* TASK REQUIREMENTS
Show every line that has the string "information" in it.

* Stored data
........

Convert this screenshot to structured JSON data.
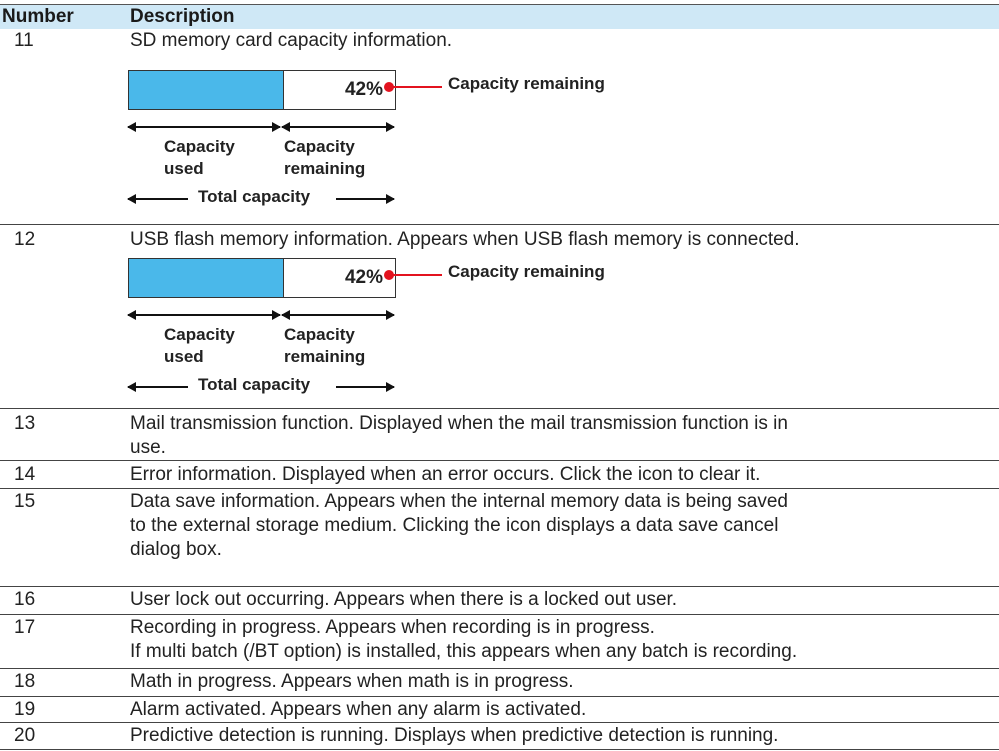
{
  "header": {
    "number": "Number",
    "description": "Description"
  },
  "rows": [
    {
      "number": "11",
      "lines": [
        "SD memory card capacity information."
      ]
    },
    {
      "number": "12",
      "lines": [
        "USB flash memory information. Appears when USB flash memory is connected."
      ]
    },
    {
      "number": "13",
      "lines": [
        "Mail transmission function. Displayed when the mail transmission function is in",
        "use."
      ]
    },
    {
      "number": "14",
      "lines": [
        "Error information. Displayed when an error occurs. Click the icon to clear it."
      ]
    },
    {
      "number": "15",
      "lines": [
        "Data save information. Appears when the internal memory data is being saved",
        "to the external storage medium. Clicking the icon displays a data save cancel",
        "dialog box."
      ]
    },
    {
      "number": "16",
      "lines": [
        "User lock out occurring. Appears when there is a locked out user."
      ]
    },
    {
      "number": "17",
      "lines": [
        "Recording in progress. Appears when recording is in progress.",
        "If multi batch (/BT option) is installed, this appears when any batch is recording."
      ]
    },
    {
      "number": "18",
      "lines": [
        "Math in progress. Appears when math is in progress."
      ]
    },
    {
      "number": "19",
      "lines": [
        "Alarm activated. Appears when any alarm is activated."
      ]
    },
    {
      "number": "20",
      "lines": [
        "Predictive detection is running. Displays when predictive detection is running."
      ]
    }
  ],
  "diagrams": [
    {
      "percent": "42%",
      "used_fraction": 0.58,
      "callout": "Capacity remaining",
      "label_used_1": "Capacity",
      "label_used_2": "used",
      "label_rem_1": "Capacity",
      "label_rem_2": "remaining",
      "label_total": "Total capacity",
      "fill_color": "#4ab8ea"
    },
    {
      "percent": "42%",
      "used_fraction": 0.58,
      "callout": "Capacity remaining",
      "label_used_1": "Capacity",
      "label_used_2": "used",
      "label_rem_1": "Capacity",
      "label_rem_2": "remaining",
      "label_total": "Total capacity",
      "fill_color": "#4ab8ea"
    }
  ]
}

........

* SOLUTION TO THE PROBLEM
        "SD memory card capacity information."
        "USB flash memory information. Appears when USB flash memory is connected."
        "Error information. Displayed when an error occurs. Click the icon to clear it."
        "Data save information. Appears when the internal memory data is being saved",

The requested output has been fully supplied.